EXERCISE -> Count how many lines hold the word "this" and give that number as the whole answer.

DATA LINES ->
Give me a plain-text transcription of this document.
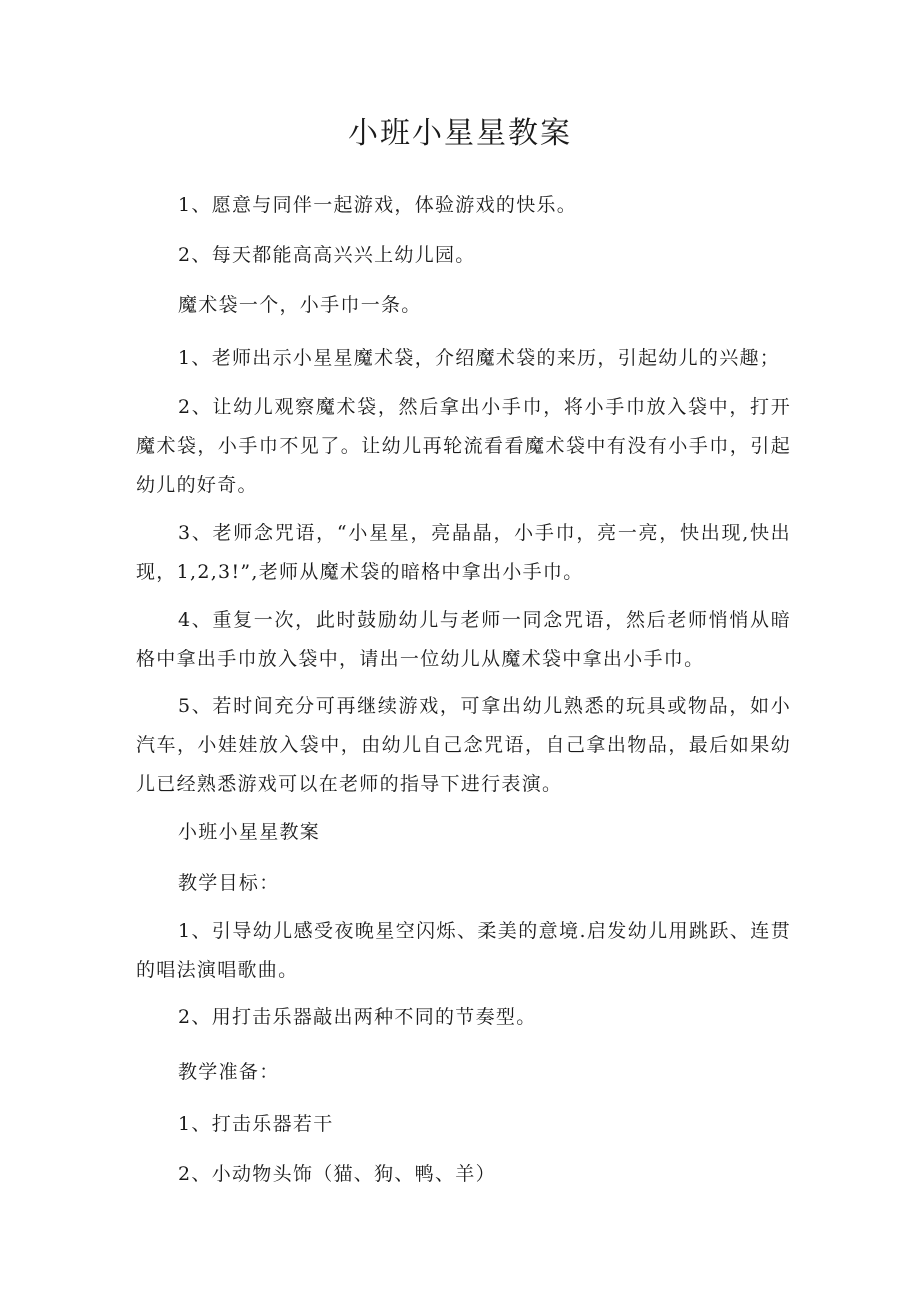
小班小星星教案

1、愿意与同伴一起游戏，体验游戏的快乐。

2、每天都能高高兴兴上幼儿园。

魔术袋一个，小手巾一条。

1、老师出示小星星魔术袋，介绍魔术袋的来历，引起幼儿的兴趣；

2、让幼儿观察魔术袋，然后拿出小手巾，将小手巾放入袋中，打开魔术袋，小手巾不见了。让幼儿再轮流看看魔术袋中有没有小手巾，引起幼儿的好奇。

3、老师念咒语，“小星星，亮晶晶，小手巾，亮一亮，快出现,快出现，1,2,3!”,老师从魔术袋的暗格中拿出小手巾。

4、重复一次，此时鼓励幼儿与老师一同念咒语，然后老师悄悄从暗格中拿出手巾放入袋中，请出一位幼儿从魔术袋中拿出小手巾。

5、若时间充分可再继续游戏，可拿出幼儿熟悉的玩具或物品，如小汽车，小娃娃放入袋中，由幼儿自己念咒语，自己拿出物品，最后如果幼儿已经熟悉游戏可以在老师的指导下进行表演。

小班小星星教案

教学目标：

1、引导幼儿感受夜晚星空闪烁、柔美的意境.启发幼儿用跳跃、连贯的唱法演唱歌曲。

2、用打击乐器敲出两种不同的节奏型。

教学准备：

1、打击乐器若干

2、小动物头饰（猫、狗、鸭、羊）
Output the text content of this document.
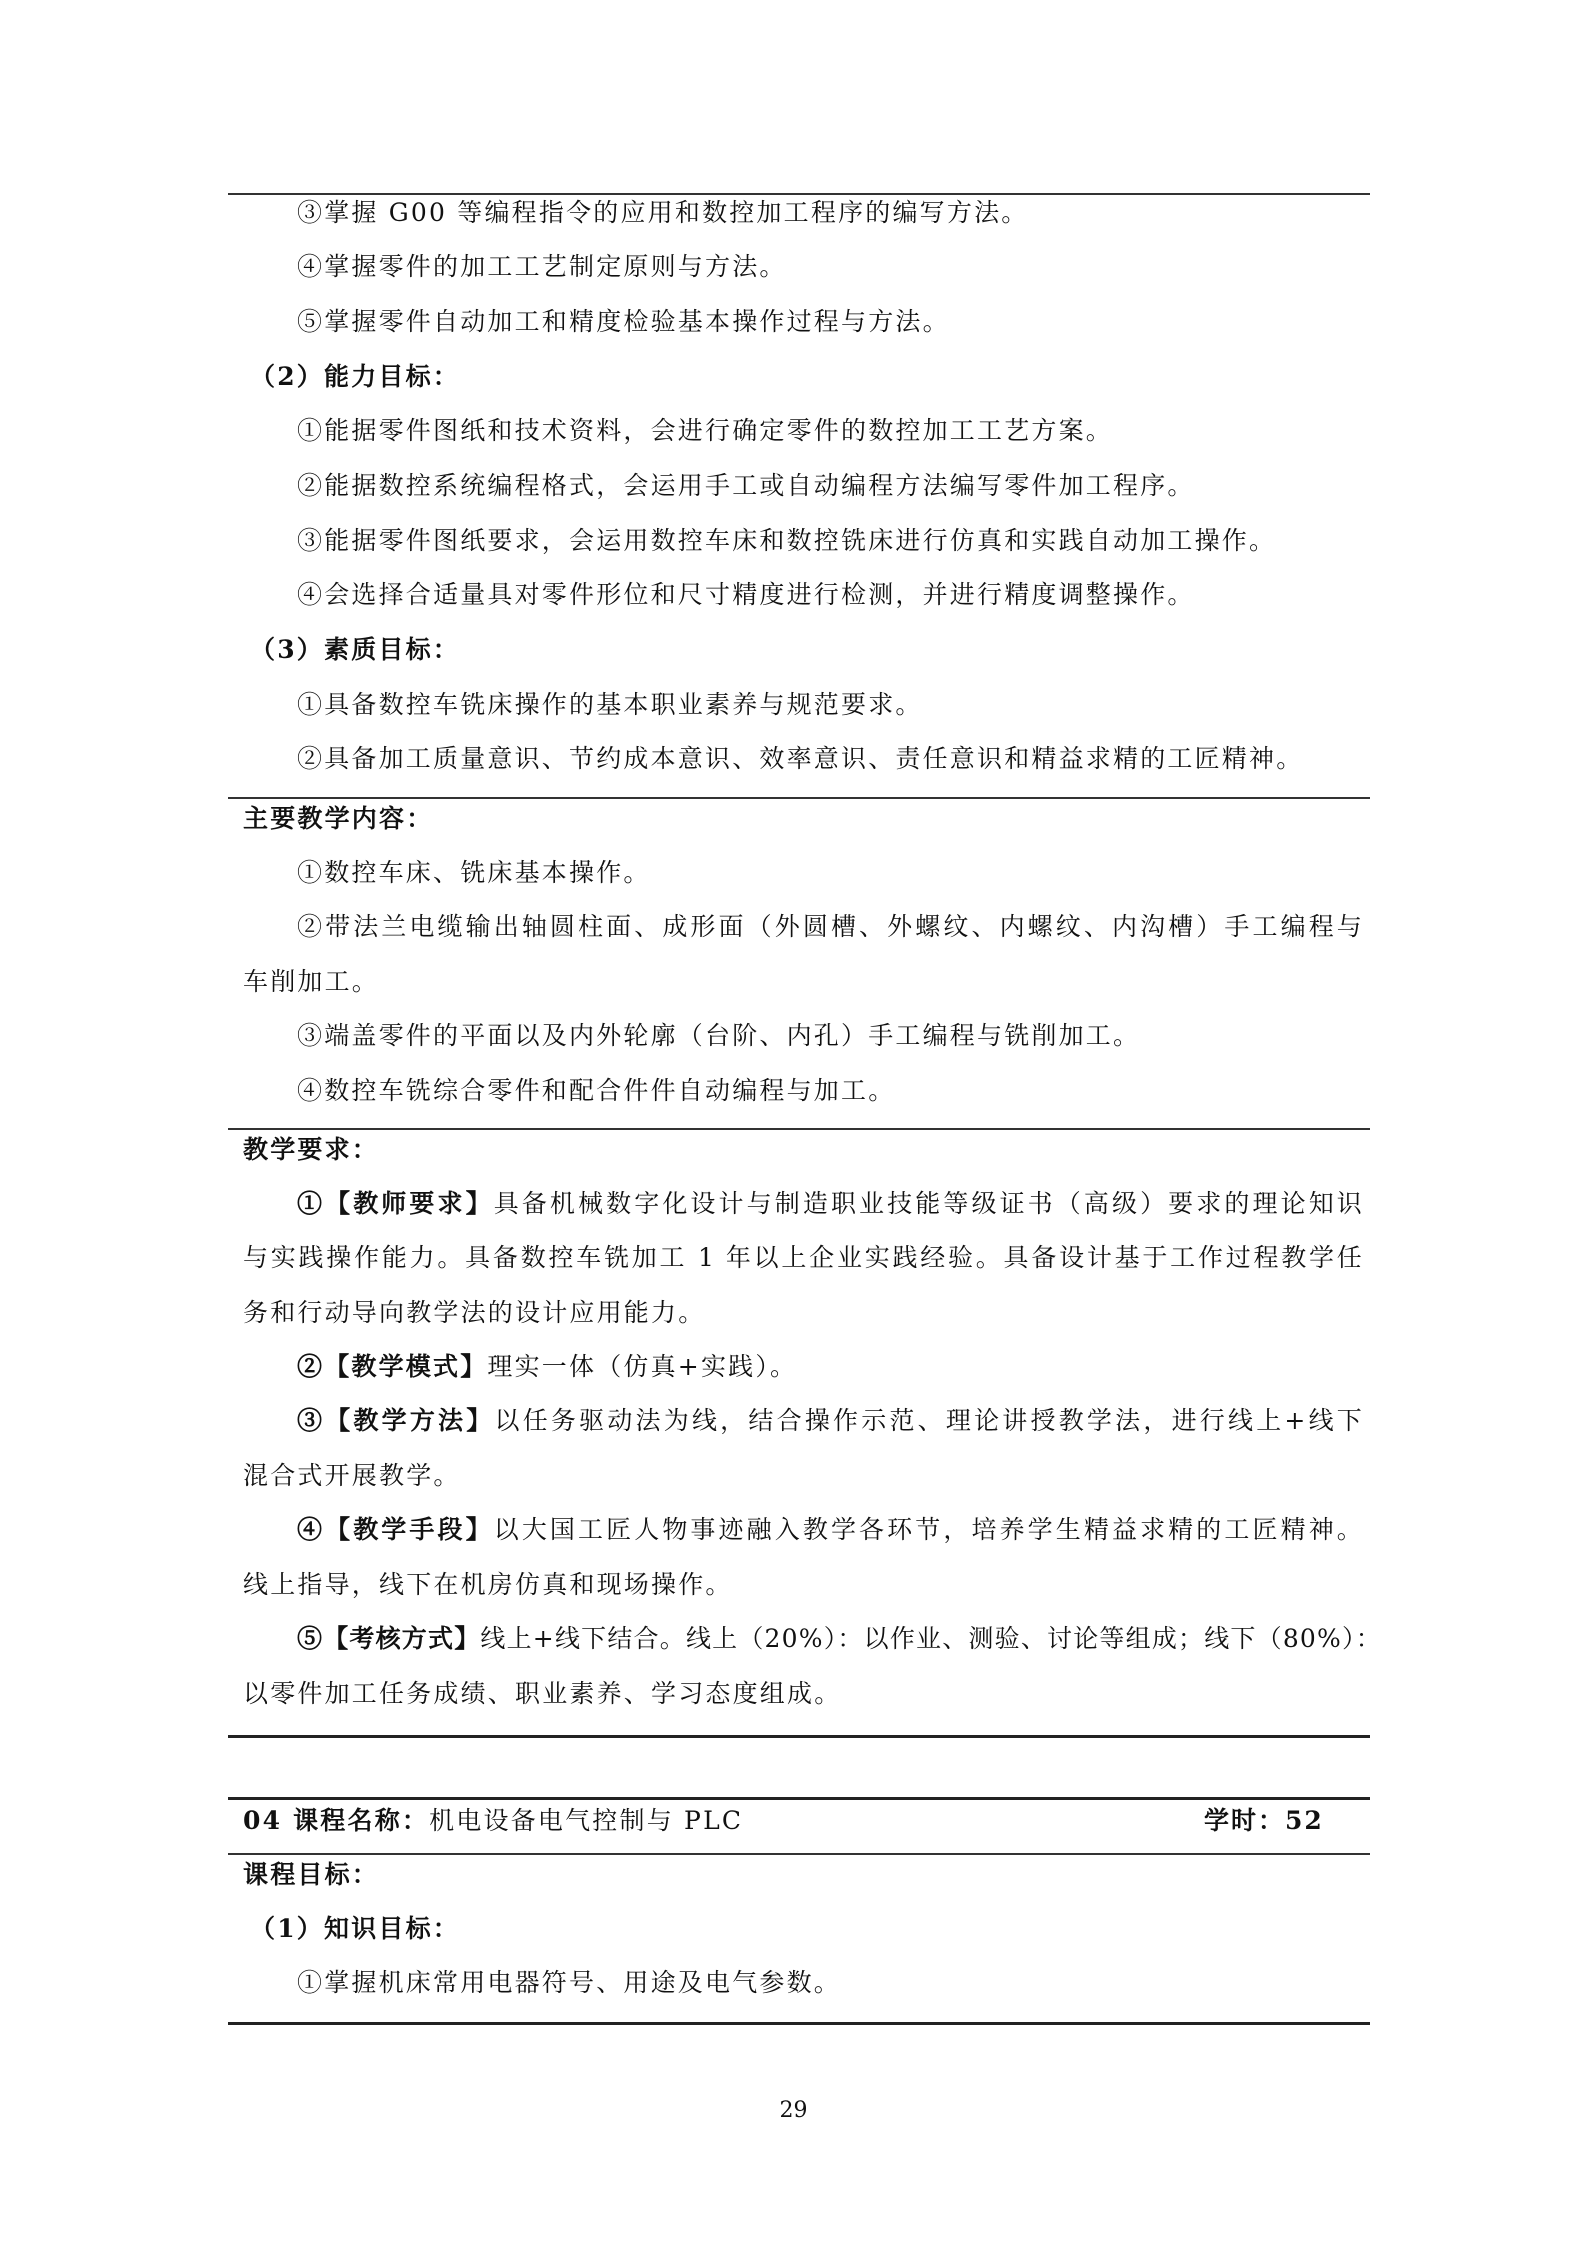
③掌握 G00 等编程指令的应用和数控加工程序的编写方法。
④掌握零件的加工工艺制定原则与方法。
⑤掌握零件自动加工和精度检验基本操作过程与方法。
（2）能力目标：
①能据零件图纸和技术资料，会进行确定零件的数控加工工艺方案。
②能据数控系统编程格式，会运用手工或自动编程方法编写零件加工程序。
③能据零件图纸要求，会运用数控车床和数控铣床进行仿真和实践自动加工操作。
④会选择合适量具对零件形位和尺寸精度进行检测，并进行精度调整操作。
（3）素质目标：
①具备数控车铣床操作的基本职业素养与规范要求。
②具备加工质量意识、节约成本意识、效率意识、责任意识和精益求精的工匠精神。
主要教学内容：
①数控车床、铣床基本操作。
②带法兰电缆输出轴圆柱面、成形面（外圆槽、外螺纹、内螺纹、内沟槽）手工编程与
车削加工。
③端盖零件的平面以及内外轮廓（台阶、内孔）手工编程与铣削加工。
④数控车铣综合零件和配合件件自动编程与加工。
教学要求：
①【教师要求】具备机械数字化设计与制造职业技能等级证书（高级）要求的理论知识
与实践操作能力。具备数控车铣加工 1 年以上企业实践经验。具备设计基于工作过程教学任
务和行动导向教学法的设计应用能力。
②【教学模式】理实一体（仿真+实践）。
③【教学方法】以任务驱动法为线，结合操作示范、理论讲授教学法，进行线上+线下
混合式开展教学。
④【教学手段】以大国工匠人物事迹融入教学各环节，培养学生精益求精的工匠精神。
线上指导，线下在机房仿真和现场操作。
⑤【考核方式】线上+线下结合。线上（20%）：以作业、测验、讨论等组成；线下（80%）：
以零件加工任务成绩、职业素养、学习态度组成。
04 课程名称：机电设备电气控制与 PLC	学时：52
课程目标：
（1）知识目标：
①掌握机床常用电器符号、用途及电气参数。
29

TASK RESPONSE -> 2